_EXERCISE BRIEF_.
Reproduce, character for character, the lines from the first one through the line containing "payment-method-desc: 123 (570, 273, 980, 289)", including both the first and last lines of that span.

_RECORDS SHOWN_.
****************************************

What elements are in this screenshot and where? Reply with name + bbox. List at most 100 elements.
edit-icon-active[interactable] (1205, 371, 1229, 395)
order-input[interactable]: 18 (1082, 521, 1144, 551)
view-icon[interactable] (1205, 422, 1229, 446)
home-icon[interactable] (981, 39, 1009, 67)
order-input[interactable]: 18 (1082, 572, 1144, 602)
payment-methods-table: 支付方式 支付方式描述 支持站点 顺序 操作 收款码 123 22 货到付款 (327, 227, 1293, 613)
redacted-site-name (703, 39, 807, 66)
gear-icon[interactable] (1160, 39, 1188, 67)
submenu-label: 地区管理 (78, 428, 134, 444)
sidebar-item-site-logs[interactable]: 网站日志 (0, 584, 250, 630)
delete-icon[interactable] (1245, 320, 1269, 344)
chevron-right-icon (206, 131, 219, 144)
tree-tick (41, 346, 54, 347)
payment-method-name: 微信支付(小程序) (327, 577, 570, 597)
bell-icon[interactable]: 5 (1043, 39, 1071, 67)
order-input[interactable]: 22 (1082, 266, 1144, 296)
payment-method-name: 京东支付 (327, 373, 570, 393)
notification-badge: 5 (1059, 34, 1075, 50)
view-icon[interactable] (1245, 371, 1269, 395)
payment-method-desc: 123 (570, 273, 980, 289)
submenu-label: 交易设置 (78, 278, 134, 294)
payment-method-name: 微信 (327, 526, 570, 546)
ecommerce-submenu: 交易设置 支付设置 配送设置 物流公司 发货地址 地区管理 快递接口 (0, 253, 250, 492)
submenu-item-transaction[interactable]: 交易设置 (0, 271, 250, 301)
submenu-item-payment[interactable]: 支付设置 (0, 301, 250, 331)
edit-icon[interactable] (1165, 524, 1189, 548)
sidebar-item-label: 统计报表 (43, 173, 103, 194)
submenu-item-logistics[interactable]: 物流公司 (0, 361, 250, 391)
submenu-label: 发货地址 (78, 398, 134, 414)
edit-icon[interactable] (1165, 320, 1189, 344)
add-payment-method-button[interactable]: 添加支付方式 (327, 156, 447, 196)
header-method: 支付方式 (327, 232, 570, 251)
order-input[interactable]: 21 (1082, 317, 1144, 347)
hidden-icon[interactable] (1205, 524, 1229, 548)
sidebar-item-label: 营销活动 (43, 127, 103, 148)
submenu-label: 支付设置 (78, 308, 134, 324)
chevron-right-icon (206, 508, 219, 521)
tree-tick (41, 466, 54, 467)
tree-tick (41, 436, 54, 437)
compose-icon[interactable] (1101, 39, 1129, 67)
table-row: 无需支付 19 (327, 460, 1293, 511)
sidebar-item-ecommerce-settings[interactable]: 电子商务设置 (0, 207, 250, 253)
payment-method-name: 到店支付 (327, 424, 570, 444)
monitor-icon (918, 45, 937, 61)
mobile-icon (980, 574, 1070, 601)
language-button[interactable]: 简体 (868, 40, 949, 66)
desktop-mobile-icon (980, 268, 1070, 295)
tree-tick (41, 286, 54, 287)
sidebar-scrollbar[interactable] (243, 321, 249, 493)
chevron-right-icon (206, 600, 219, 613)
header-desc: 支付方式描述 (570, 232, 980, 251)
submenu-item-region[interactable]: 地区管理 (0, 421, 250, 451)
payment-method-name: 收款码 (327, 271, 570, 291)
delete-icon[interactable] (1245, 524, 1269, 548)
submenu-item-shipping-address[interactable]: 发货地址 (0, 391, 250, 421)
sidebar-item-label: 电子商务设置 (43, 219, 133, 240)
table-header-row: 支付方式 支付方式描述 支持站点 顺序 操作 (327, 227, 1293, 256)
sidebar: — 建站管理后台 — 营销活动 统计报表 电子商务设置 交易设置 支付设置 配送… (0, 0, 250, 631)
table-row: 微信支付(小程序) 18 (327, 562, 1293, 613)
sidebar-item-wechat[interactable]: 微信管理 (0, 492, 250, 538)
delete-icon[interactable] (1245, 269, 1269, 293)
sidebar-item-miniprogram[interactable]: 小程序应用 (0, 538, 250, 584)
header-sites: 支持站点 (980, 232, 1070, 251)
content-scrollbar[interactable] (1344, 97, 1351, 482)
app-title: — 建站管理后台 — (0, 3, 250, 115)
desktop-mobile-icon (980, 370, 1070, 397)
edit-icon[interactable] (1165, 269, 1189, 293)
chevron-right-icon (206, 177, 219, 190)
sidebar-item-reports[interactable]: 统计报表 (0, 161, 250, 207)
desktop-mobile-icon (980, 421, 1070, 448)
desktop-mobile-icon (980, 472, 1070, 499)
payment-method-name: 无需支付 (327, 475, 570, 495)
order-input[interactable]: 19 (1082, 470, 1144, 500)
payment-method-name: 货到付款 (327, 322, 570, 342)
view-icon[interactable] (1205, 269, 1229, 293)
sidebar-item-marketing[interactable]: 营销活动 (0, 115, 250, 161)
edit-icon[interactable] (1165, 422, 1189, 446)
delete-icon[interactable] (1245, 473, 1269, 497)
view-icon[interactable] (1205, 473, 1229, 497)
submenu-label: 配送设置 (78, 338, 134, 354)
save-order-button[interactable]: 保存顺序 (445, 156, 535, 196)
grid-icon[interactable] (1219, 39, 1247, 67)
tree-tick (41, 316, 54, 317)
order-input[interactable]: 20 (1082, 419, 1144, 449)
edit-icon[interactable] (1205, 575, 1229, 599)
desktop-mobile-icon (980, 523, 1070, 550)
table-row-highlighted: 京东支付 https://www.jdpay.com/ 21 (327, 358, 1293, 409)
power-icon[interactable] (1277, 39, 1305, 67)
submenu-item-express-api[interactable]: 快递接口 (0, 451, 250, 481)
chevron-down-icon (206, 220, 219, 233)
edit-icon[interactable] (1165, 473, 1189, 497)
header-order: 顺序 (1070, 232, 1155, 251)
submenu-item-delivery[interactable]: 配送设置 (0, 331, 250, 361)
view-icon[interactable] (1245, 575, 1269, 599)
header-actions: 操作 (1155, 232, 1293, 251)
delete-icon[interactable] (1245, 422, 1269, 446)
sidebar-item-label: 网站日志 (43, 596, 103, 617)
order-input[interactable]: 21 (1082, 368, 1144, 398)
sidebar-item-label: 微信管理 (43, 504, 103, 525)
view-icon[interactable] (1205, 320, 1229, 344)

****************************************

_FINAL RESULT_.
What elements are in this screenshot and where? Reply with name + bbox. List at most 100 elements.
edit-icon-active[interactable] (1205, 371, 1229, 395)
order-input[interactable]: 18 (1082, 521, 1144, 551)
view-icon[interactable] (1205, 422, 1229, 446)
home-icon[interactable] (981, 39, 1009, 67)
order-input[interactable]: 18 (1082, 572, 1144, 602)
payment-methods-table: 支付方式 支付方式描述 支持站点 顺序 操作 收款码 123 22 货到付款 (327, 227, 1293, 613)
redacted-site-name (703, 39, 807, 66)
gear-icon[interactable] (1160, 39, 1188, 67)
submenu-label: 地区管理 (78, 428, 134, 444)
sidebar-item-site-logs[interactable]: 网站日志 (0, 584, 250, 630)
delete-icon[interactable] (1245, 320, 1269, 344)
chevron-right-icon (206, 131, 219, 144)
tree-tick (41, 346, 54, 347)
payment-method-name: 微信支付(小程序) (327, 577, 570, 597)
bell-icon[interactable]: 5 (1043, 39, 1071, 67)
order-input[interactable]: 22 (1082, 266, 1144, 296)
payment-method-name: 京东支付 (327, 373, 570, 393)
notification-badge: 5 (1059, 34, 1075, 50)
view-icon[interactable] (1245, 371, 1269, 395)
payment-method-desc: 123 (570, 273, 980, 289)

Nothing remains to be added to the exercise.